╔══

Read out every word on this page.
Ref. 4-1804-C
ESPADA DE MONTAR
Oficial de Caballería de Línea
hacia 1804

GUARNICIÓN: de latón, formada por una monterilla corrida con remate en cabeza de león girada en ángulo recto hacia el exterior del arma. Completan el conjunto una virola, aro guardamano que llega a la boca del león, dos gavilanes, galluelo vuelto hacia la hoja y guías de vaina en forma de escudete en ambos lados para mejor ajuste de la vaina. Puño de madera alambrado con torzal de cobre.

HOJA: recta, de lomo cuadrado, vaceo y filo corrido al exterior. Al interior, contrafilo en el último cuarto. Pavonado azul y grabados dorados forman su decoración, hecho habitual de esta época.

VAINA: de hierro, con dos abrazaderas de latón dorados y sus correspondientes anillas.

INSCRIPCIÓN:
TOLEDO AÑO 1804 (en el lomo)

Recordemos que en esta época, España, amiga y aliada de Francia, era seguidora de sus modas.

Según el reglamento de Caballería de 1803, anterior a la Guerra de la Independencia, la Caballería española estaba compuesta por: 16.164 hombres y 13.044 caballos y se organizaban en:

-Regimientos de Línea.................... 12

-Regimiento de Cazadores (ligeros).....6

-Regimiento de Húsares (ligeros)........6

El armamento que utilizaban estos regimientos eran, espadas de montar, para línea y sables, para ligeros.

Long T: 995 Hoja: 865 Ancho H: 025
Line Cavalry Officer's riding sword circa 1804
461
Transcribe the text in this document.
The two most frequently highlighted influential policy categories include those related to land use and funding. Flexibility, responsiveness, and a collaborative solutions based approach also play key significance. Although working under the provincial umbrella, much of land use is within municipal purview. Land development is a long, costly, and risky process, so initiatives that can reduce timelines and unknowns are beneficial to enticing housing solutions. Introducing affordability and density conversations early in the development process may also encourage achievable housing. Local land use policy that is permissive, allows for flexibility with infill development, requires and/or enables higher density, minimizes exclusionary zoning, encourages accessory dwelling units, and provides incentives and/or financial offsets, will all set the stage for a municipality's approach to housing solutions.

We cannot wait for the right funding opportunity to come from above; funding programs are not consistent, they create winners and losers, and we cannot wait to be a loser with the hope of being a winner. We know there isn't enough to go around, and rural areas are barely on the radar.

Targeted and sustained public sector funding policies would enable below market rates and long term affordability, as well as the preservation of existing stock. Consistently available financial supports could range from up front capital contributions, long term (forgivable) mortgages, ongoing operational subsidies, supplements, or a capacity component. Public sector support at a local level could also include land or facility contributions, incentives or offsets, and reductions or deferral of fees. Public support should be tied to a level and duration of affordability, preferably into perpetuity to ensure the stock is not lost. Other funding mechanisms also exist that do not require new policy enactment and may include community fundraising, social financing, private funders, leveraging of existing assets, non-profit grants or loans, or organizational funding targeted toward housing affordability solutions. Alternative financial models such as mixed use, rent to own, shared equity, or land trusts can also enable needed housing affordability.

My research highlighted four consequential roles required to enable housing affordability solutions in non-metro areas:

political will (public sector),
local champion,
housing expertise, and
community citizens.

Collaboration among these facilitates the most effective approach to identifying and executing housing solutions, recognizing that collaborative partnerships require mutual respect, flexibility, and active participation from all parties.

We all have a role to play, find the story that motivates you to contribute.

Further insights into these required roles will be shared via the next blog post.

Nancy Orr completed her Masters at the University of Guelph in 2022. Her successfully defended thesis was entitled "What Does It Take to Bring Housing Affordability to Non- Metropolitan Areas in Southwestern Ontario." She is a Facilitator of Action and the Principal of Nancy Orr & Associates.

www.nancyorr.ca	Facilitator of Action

╚══

**INSTRUCTIONS FOR THE TASK**
Give the entries once more, exactly as they appear.

**FINISHED ANSWER**
Read out every word on this page.
Ref. 4-1804-C
ESPADA DE MONTAR
Oficial de Caballería de Línea
hacia 1804

GUARNICIÓN: de latón, formada por una monterilla corrida con remate en cabeza de león girada en ángulo recto hacia el exterior del arma. Completan el conjunto una virola, aro guardamano que llega a la boca del león, dos gavilanes, galluelo vuelto hacia la hoja y guías de vaina en forma de escudete en ambos lados para mejor ajuste de la vaina. Puño de madera alambrado con torzal de cobre.

HOJA: recta, de lomo cuadrado, vaceo y filo corrido al exterior. Al interior, contrafilo en el último cuarto. Pavonado azul y grabados dorados forman su decoración, hecho habitual de esta época.

VAINA: de hierro, con dos abrazaderas de latón dorados y sus correspondientes anillas.

INSCRIPCIÓN:
TOLEDO AÑO 1804 (en el lomo)

Recordemos que en esta época, España, amiga y aliada de Francia, era seguidora de sus modas.

Según el reglamento de Caballería de 1803, anterior a la Guerra de la Independencia, la Caballería española estaba compuesta por: 16.164 hombres y 13.044 caballos y se organizaban en:

-Regimientos de Línea.................... 12

-Regimiento de Cazadores (ligeros).....6

-Regimiento de Húsares (ligeros)........6

El armamento que utilizaban estos regimientos eran, espadas de montar, para línea y sables, para ligeros.

Long T: 995 Hoja: 865 Ancho H: 025
Line Cavalry Officer's riding sword circa 1804
461
Transcribe the text in this document.
The two most frequently highlighted influential policy categories include those related to land use and funding. Flexibility, responsiveness, and a collaborative solutions based approach also play key significance. Although working under the provincial umbrella, much of land use is within municipal purview. Land development is a long, costly, and risky process, so initiatives that can reduce timelines and unknowns are beneficial to enticing housing solutions. Introducing affordability and density conversations early in the development process may also encourage achievable housing. Local land use policy that is permissive, allows for flexibility with infill development, requires and/or enables higher density, minimizes exclusionary zoning, encourages accessory dwelling units, and provides incentives and/or financial offsets, will all set the stage for a municipality's approach to housing solutions.

We cannot wait for the right funding opportunity to come from above; funding programs are not consistent, they create winners and losers, and we cannot wait to be a loser with the hope of being a winner. We know there isn't enough to go around, and rural areas are barely on the radar.

Targeted and sustained public sector funding policies would enable below market rates and long term affordability, as well as the preservation of existing stock. Consistently available financial supports could range from up front capital contributions, long term (forgivable) mortgages, ongoing operational subsidies, supplements, or a capacity component. Public sector support at a local level could also include land or facility contributions, incentives or offsets, and reductions or deferral of fees. Public support should be tied to a level and duration of affordability, preferably into perpetuity to ensure the stock is not lost. Other funding mechanisms also exist that do not require new policy enactment and may include community fundraising, social financing, private funders, leveraging of existing assets, non-profit grants or loans, or organizational funding targeted toward housing affordability solutions. Alternative financial models such as mixed use, rent to own, shared equity, or land trusts can also enable needed housing affordability.

My research highlighted four consequential roles required to enable housing affordability solutions in non-metro areas:

political will (public sector),
local champion,
housing expertise, and
community citizens.

Collaboration among these facilitates the most effective approach to identifying and executing housing solutions, recognizing that collaborative partnerships require mutual respect, flexibility, and active participation from all parties.

We all have a role to play, find the story that motivates you to contribute.

Further insights into these required roles will be shared via the next blog post.

Nancy Orr completed her Masters at the University of Guelph in 2022. Her successfully defended thesis was entitled "What Does It Take to Bring Housing Affordability to Non- Metropolitan Areas in Southwestern Ontario." She is a Facilitator of Action and the Principal of Nancy Orr & Associates.

www.nancyorr.ca	Facilitator of Action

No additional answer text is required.